====== Selected extract
AP2α and AP2γ: a comparison of binding site specificity and trans-activation of the estrogen receptor promoter and single site promoter constructs

Lisa A McPherson and Ronald J Weigel
Nucleic acids research, Vol.27(20), pp.4040-4049
10/15/1999
DOI: 10.1093/nar/27.20.4040
PMID: 10497269
url
https://doi.org/10.1093/nar/27.20.4040View
Published (Version of record) Open Access

Abstract

The AP2 transcription factors exhibit a high degree of homology in the DNA binding and dimerization domains. In this study, we methodically compared the binding specificity of AP2 alpha and AP2 gamma using PCR-assisted binding site selection and competitive gel shift assay and determined that the consensus binding site for both factors is G/CCCNN super(A/)C sub(/G) super(G)/ sub(A)G super(G/)C sub(/T). The use of single site promoter constructs with either a high or low affinity site demonstrated a direct relationship between site affinity and transcriptional activation. Overexpression of AP2 alpha and AP2 gamma resulted in the activation of a low affinity binding site construct to levels comparable to those seen with a high affinity site construct at lower amounts of protein expression. Both AP2 alpha and AP2 gamma were able to trans-activate the cloned human estrogen receptor alpha promoter in ER-negative MDA-MB-231 cells through high affinity AP2 sites in the untranslated leader sequence. This provides a functional mechanism to explain the correlation between AP2 activity and estrogen receptor expression in breast cancer. Since there is overexpression of AP2 factors in breast cancer compared to normal breast epithelium, our results suggest that increased factor expression may activate a set of target genes containing lower affinity binding sites that would normally not be expressed in normal breast epithelium.
============
====== Data supplied
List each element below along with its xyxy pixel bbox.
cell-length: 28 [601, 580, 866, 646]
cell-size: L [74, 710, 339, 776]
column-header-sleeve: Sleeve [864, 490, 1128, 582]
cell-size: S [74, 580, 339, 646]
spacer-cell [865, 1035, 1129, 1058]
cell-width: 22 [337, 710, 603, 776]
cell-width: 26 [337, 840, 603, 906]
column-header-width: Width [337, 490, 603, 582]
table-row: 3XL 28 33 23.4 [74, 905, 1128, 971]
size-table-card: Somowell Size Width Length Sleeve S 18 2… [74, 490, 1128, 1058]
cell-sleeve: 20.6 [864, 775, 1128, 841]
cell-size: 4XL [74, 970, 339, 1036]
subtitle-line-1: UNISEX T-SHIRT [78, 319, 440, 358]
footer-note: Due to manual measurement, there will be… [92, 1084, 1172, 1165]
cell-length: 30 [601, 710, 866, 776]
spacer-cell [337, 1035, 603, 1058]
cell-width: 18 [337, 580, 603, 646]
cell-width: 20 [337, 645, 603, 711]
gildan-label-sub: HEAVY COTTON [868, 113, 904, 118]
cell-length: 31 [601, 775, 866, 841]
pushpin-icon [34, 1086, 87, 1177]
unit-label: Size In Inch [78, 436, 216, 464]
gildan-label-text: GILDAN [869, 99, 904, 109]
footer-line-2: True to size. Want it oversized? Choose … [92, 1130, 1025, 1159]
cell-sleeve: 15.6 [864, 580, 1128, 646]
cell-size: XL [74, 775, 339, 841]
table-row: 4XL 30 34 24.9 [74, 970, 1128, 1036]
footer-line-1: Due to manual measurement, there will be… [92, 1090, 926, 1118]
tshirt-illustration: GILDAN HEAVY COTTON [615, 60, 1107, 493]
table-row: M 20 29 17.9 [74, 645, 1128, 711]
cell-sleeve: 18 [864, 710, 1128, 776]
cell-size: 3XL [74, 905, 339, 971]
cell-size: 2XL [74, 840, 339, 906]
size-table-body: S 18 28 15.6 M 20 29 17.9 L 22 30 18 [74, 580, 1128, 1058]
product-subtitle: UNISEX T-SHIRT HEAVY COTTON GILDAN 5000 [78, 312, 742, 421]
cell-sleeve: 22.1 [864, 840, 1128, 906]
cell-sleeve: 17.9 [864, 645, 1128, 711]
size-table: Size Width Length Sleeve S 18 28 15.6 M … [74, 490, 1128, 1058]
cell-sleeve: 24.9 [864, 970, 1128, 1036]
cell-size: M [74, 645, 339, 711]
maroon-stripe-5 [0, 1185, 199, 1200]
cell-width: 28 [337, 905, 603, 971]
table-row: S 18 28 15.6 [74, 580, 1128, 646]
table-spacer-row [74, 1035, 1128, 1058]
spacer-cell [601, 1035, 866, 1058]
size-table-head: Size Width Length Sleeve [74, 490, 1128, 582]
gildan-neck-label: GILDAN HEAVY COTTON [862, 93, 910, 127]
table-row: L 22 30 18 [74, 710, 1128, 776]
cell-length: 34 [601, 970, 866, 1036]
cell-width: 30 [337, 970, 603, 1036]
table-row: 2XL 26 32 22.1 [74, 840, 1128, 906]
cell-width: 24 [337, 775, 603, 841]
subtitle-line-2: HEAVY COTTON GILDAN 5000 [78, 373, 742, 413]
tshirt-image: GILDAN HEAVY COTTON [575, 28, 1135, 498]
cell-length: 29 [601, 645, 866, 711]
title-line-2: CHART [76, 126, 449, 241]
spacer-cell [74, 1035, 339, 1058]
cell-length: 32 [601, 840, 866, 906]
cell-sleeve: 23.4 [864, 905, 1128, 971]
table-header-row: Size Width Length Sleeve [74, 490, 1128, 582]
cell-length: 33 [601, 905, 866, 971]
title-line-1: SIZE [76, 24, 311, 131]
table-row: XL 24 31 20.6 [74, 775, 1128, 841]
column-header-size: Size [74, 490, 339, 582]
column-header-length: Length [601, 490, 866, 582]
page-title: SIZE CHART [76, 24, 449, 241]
============
## Assigned task:
According to the AP2α and AP2γ abstract above, in which cells did both factors trans-activate the cloned human estrogen receptor alpha promoter?

## Task response:
ER-negative MDA-MB-231 cells.